SHORT PROBLEM = Show only lines that include "panel".

[Records from a collection of figures]
========================

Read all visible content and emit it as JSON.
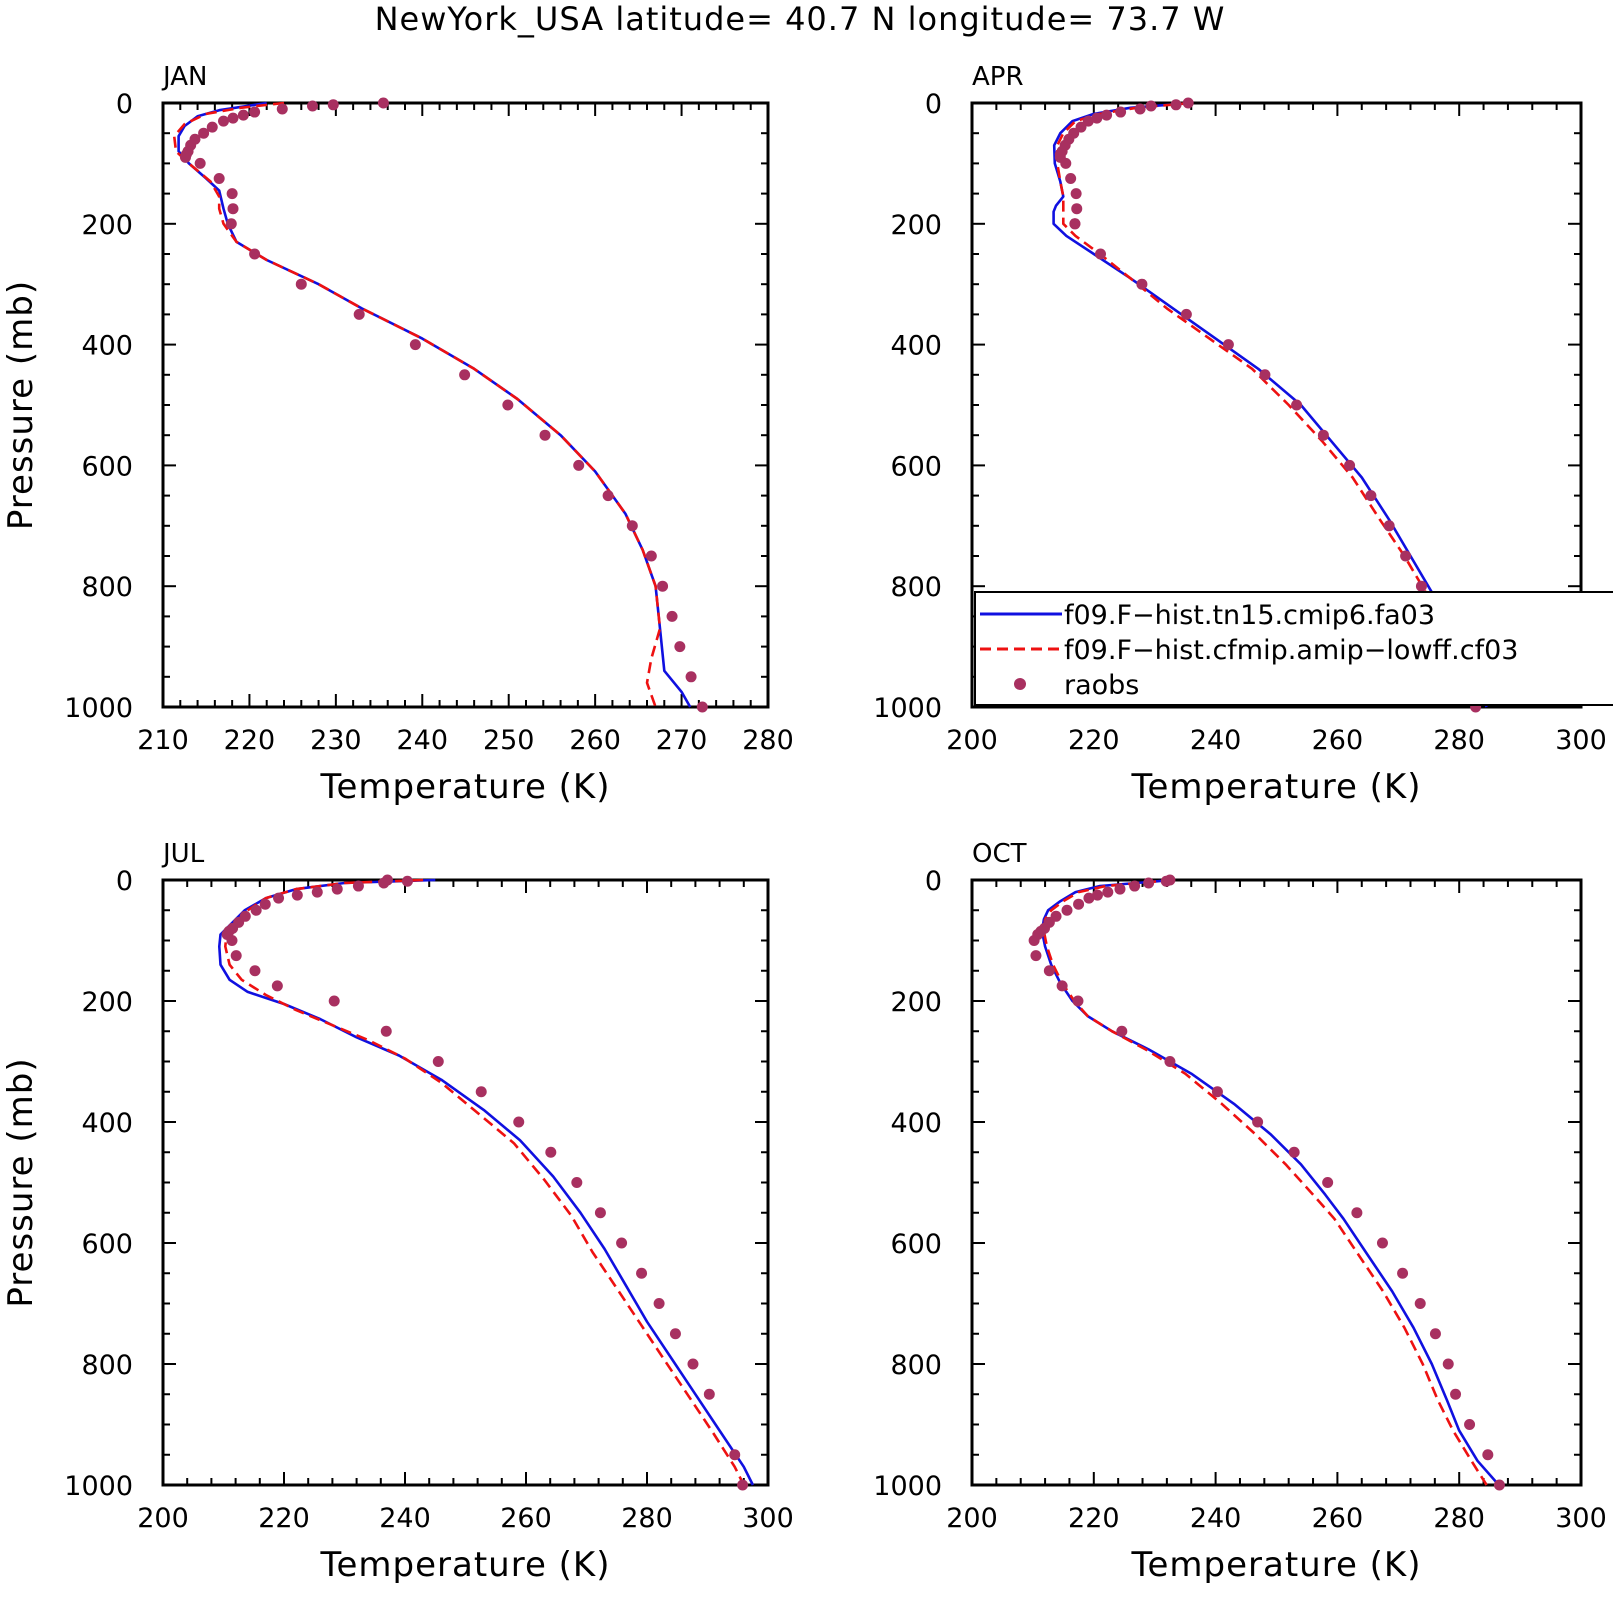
{
  "figure": {
    "title": "NewYork_USA  latitude= 40.7 N longitude= 73.7 W"
  },
  "colors": {
    "model1": "#1010e0",
    "model2": "#ee1111",
    "raobs": "#a83060",
    "axis": "#000000"
  },
  "legend": {
    "items": [
      {
        "label": "f09.F−hist.tn15.cmip6.fa03",
        "style": "solid",
        "color_key": "model1"
      },
      {
        "label": "f09.F−hist.cfmip.amip−lowff.cf03",
        "style": "dashed",
        "color_key": "model2"
      },
      {
        "label": "raobs",
        "style": "marker",
        "color_key": "raobs"
      }
    ]
  },
  "chart_data": [
    {
      "type": "line",
      "panel": "JAN",
      "title": "JAN",
      "xlabel": "Temperature (K)",
      "ylabel": "Pressure (mb)",
      "xlim": [
        210,
        280
      ],
      "xticks": [
        210,
        220,
        230,
        240,
        250,
        260,
        270,
        280
      ],
      "ylim": [
        1000,
        0
      ],
      "yticks": [
        0,
        200,
        400,
        600,
        800,
        1000
      ],
      "y_inverted": true,
      "series": [
        {
          "name": "f09.F−hist.tn15.cmip6.fa03",
          "style": "solid",
          "x": [
            222,
            216.5,
            214,
            212.5,
            211.8,
            211.8,
            213,
            215,
            216.5,
            217,
            217.5,
            218.5,
            222,
            228,
            233,
            240,
            246,
            251,
            256,
            260,
            263.5,
            265.5,
            267,
            267.5,
            268,
            270,
            271
          ],
          "y": [
            0,
            12,
            22,
            38,
            55,
            80,
            100,
            125,
            145,
            175,
            200,
            230,
            260,
            300,
            340,
            390,
            440,
            490,
            550,
            610,
            680,
            740,
            800,
            870,
            940,
            975,
            1000
          ]
        },
        {
          "name": "f09.F−hist.cfmip.amip−lowff.cf03",
          "style": "dashed",
          "x": [
            224,
            219,
            215,
            212.5,
            211.3,
            211.5,
            213,
            215.5,
            216.5,
            216.5,
            217,
            218.5,
            222,
            228,
            233,
            240,
            246,
            251,
            256,
            260,
            263.5,
            265.5,
            267,
            267.5,
            266.5,
            266,
            267
          ],
          "y": [
            0,
            8,
            18,
            35,
            55,
            80,
            100,
            130,
            155,
            175,
            200,
            230,
            260,
            300,
            340,
            390,
            440,
            490,
            550,
            610,
            680,
            740,
            800,
            870,
            920,
            960,
            1000
          ]
        },
        {
          "name": "raobs",
          "style": "marker",
          "x": [
            235.5,
            229.7,
            227.3,
            223.8,
            220.6,
            219.3,
            218.1,
            217,
            215.7,
            214.7,
            213.7,
            213.2,
            212.9,
            212.7,
            212.6,
            214.3,
            216.5,
            218,
            218.1,
            217.9,
            220.6,
            226,
            232.7,
            239.2,
            244.9,
            249.9,
            254.2,
            258.1,
            261.5,
            264.3,
            266.5,
            267.8,
            268.9,
            269.8,
            271.1,
            272.4
          ],
          "y": [
            0,
            3,
            5,
            10,
            15,
            20,
            25,
            30,
            40,
            50,
            60,
            70,
            80,
            85,
            90,
            100,
            125,
            150,
            175,
            200,
            250,
            300,
            350,
            400,
            450,
            500,
            550,
            600,
            650,
            700,
            750,
            800,
            850,
            900,
            950,
            1000
          ]
        }
      ]
    },
    {
      "type": "line",
      "panel": "APR",
      "title": "APR",
      "xlabel": "Temperature (K)",
      "ylabel": "",
      "xlim": [
        200,
        300
      ],
      "xticks": [
        200,
        220,
        240,
        260,
        280,
        300
      ],
      "ylim": [
        1000,
        0
      ],
      "yticks": [
        0,
        200,
        400,
        600,
        800,
        1000
      ],
      "y_inverted": true,
      "series": [
        {
          "name": "f09.F−hist.tn15.cmip6.fa03",
          "style": "solid",
          "x": [
            236,
            226,
            220,
            216.5,
            214.5,
            213.5,
            213.6,
            214.5,
            215,
            213.8,
            213.4,
            213.4,
            215.5,
            220,
            226,
            233,
            240,
            247,
            254,
            259,
            264,
            268.5,
            272,
            275.5,
            279,
            282,
            284.5
          ],
          "y": [
            0,
            8,
            18,
            30,
            50,
            70,
            100,
            130,
            155,
            170,
            180,
            200,
            220,
            250,
            290,
            340,
            390,
            440,
            500,
            560,
            620,
            690,
            750,
            810,
            870,
            935,
            1000
          ]
        },
        {
          "name": "f09.F−hist.cfmip.amip−lowff.cf03",
          "style": "dashed",
          "x": [
            236,
            227,
            221,
            217,
            215,
            214,
            214,
            214.5,
            215,
            215,
            215,
            215,
            217,
            221,
            226,
            232,
            239,
            246,
            252,
            257.5,
            262.5,
            267,
            271,
            274.5,
            278,
            281,
            283
          ],
          "y": [
            0,
            8,
            18,
            30,
            50,
            70,
            100,
            130,
            155,
            175,
            185,
            200,
            220,
            250,
            290,
            340,
            390,
            440,
            500,
            560,
            620,
            690,
            750,
            810,
            870,
            935,
            1000
          ]
        },
        {
          "name": "raobs",
          "style": "marker",
          "x": [
            235.5,
            233.5,
            229.4,
            227.6,
            224.4,
            222.1,
            220.5,
            219.1,
            217.9,
            216.7,
            215.9,
            215.3,
            214.8,
            214.5,
            214.5,
            215.4,
            216.2,
            217.1,
            217.2,
            216.9,
            216.9,
            221.1,
            227.9,
            235.2,
            242.1,
            248.1,
            253.3,
            257.7,
            262,
            265.5,
            268.5,
            271.2,
            273.8,
            276,
            278.4,
            280.6,
            282.7
          ],
          "y": [
            0,
            3,
            5,
            10,
            15,
            20,
            25,
            30,
            40,
            50,
            60,
            70,
            80,
            85,
            90,
            100,
            125,
            150,
            175,
            200,
            200,
            250,
            300,
            350,
            400,
            450,
            500,
            550,
            600,
            650,
            700,
            750,
            800,
            850,
            900,
            950,
            1000
          ]
        }
      ]
    },
    {
      "type": "line",
      "panel": "JUL",
      "title": "JUL",
      "xlabel": "Temperature (K)",
      "ylabel": "Pressure (mb)",
      "xlim": [
        200,
        300
      ],
      "xticks": [
        200,
        220,
        240,
        260,
        280,
        300
      ],
      "ylim": [
        1000,
        0
      ],
      "yticks": [
        0,
        200,
        400,
        600,
        800,
        1000
      ],
      "y_inverted": true,
      "series": [
        {
          "name": "f09.F−hist.tn15.cmip6.fa03",
          "style": "solid",
          "x": [
            245,
            230,
            222,
            217,
            213.5,
            211.5,
            209.5,
            209.3,
            209.5,
            211,
            214,
            220,
            226,
            232,
            239,
            246,
            253,
            259,
            264.5,
            269,
            273,
            276.5,
            280,
            284,
            288,
            292,
            296,
            297.5
          ],
          "y": [
            0,
            5,
            15,
            30,
            50,
            70,
            90,
            110,
            140,
            165,
            185,
            205,
            230,
            260,
            290,
            330,
            380,
            430,
            490,
            550,
            610,
            670,
            730,
            790,
            850,
            910,
            970,
            1000
          ]
        },
        {
          "name": "f09.F−hist.cfmip.amip−lowff.cf03",
          "style": "dashed",
          "x": [
            243,
            230,
            222,
            217,
            214,
            212,
            210.5,
            210.3,
            211,
            213,
            217,
            222,
            228,
            234,
            240,
            246,
            252,
            258,
            263,
            267.5,
            271,
            275,
            279,
            283,
            287,
            291,
            294.5,
            296
          ],
          "y": [
            0,
            5,
            15,
            30,
            50,
            70,
            90,
            110,
            140,
            165,
            190,
            215,
            240,
            265,
            295,
            335,
            385,
            435,
            495,
            555,
            615,
            675,
            735,
            795,
            855,
            915,
            970,
            1000
          ]
        },
        {
          "name": "raobs",
          "style": "marker",
          "x": [
            237.1,
            240.4,
            236.5,
            232.3,
            228.8,
            225.5,
            222.2,
            219.1,
            216.9,
            215.4,
            213.6,
            212.5,
            211.5,
            210.9,
            210.6,
            211.4,
            212.1,
            215.2,
            218.9,
            228.3,
            236.9,
            245.5,
            252.6,
            258.8,
            264.1,
            268.4,
            272.3,
            275.8,
            279.1,
            282,
            284.7,
            287.6,
            290.3,
            294.5,
            295.8
          ],
          "y": [
            0,
            2,
            5,
            10,
            15,
            20,
            25,
            30,
            40,
            50,
            60,
            70,
            80,
            85,
            90,
            100,
            125,
            150,
            175,
            200,
            250,
            300,
            350,
            400,
            450,
            500,
            550,
            600,
            650,
            700,
            750,
            800,
            850,
            950,
            1000
          ]
        }
      ]
    },
    {
      "type": "line",
      "panel": "OCT",
      "title": "OCT",
      "xlabel": "Temperature (K)",
      "ylabel": "",
      "xlim": [
        200,
        300
      ],
      "xticks": [
        200,
        220,
        240,
        260,
        280,
        300
      ],
      "ylim": [
        1000,
        0
      ],
      "yticks": [
        0,
        200,
        400,
        600,
        800,
        1000
      ],
      "y_inverted": true,
      "series": [
        {
          "name": "f09.F−hist.tn15.cmip6.fa03",
          "style": "solid",
          "x": [
            233,
            221,
            217,
            214.5,
            212.5,
            211.8,
            211.5,
            212,
            213,
            214.5,
            216.5,
            219,
            223,
            229,
            236,
            243,
            249,
            254,
            258,
            261,
            265,
            269,
            272.5,
            275.5,
            278,
            280,
            283,
            286.5
          ],
          "y": [
            0,
            10,
            20,
            35,
            50,
            65,
            85,
            110,
            140,
            170,
            200,
            225,
            250,
            280,
            320,
            370,
            420,
            470,
            520,
            560,
            620,
            680,
            740,
            800,
            860,
            910,
            960,
            1000
          ]
        },
        {
          "name": "f09.F−hist.cfmip.amip−lowff.cf03",
          "style": "dashed",
          "x": [
            233,
            222,
            217.5,
            215,
            213,
            212,
            211.8,
            212.3,
            213.3,
            214.8,
            216.8,
            219,
            223,
            228.5,
            235,
            241,
            246.5,
            251.5,
            256,
            259.5,
            263.5,
            267.5,
            271,
            274,
            276.5,
            279,
            282,
            284.5
          ],
          "y": [
            0,
            10,
            20,
            35,
            50,
            65,
            85,
            110,
            140,
            170,
            200,
            225,
            250,
            280,
            320,
            370,
            420,
            470,
            520,
            560,
            620,
            680,
            740,
            800,
            860,
            910,
            960,
            1000
          ]
        },
        {
          "name": "raobs",
          "style": "marker",
          "x": [
            232.5,
            231.9,
            229,
            226.7,
            224.3,
            222.3,
            220.6,
            219.2,
            217.5,
            215.6,
            213.8,
            212.7,
            211.9,
            211.3,
            210.8,
            210.2,
            210.5,
            212.7,
            214.8,
            217.4,
            224.6,
            232.5,
            240.3,
            246.9,
            252.9,
            258.4,
            263.2,
            267.4,
            270.7,
            273.6,
            276.1,
            278.2,
            279.4,
            281.7,
            284.7,
            286.6
          ],
          "y": [
            0,
            2,
            5,
            10,
            15,
            20,
            25,
            30,
            40,
            50,
            60,
            70,
            80,
            85,
            90,
            100,
            125,
            150,
            175,
            200,
            250,
            300,
            350,
            400,
            450,
            500,
            550,
            600,
            650,
            700,
            750,
            800,
            850,
            900,
            950,
            1000
          ]
        }
      ]
    }
  ]
}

========================

FULL SOLUTION =
      "panel": "JAN",
      "panel": "APR",
      "panel": "JUL",
      "panel": "OCT",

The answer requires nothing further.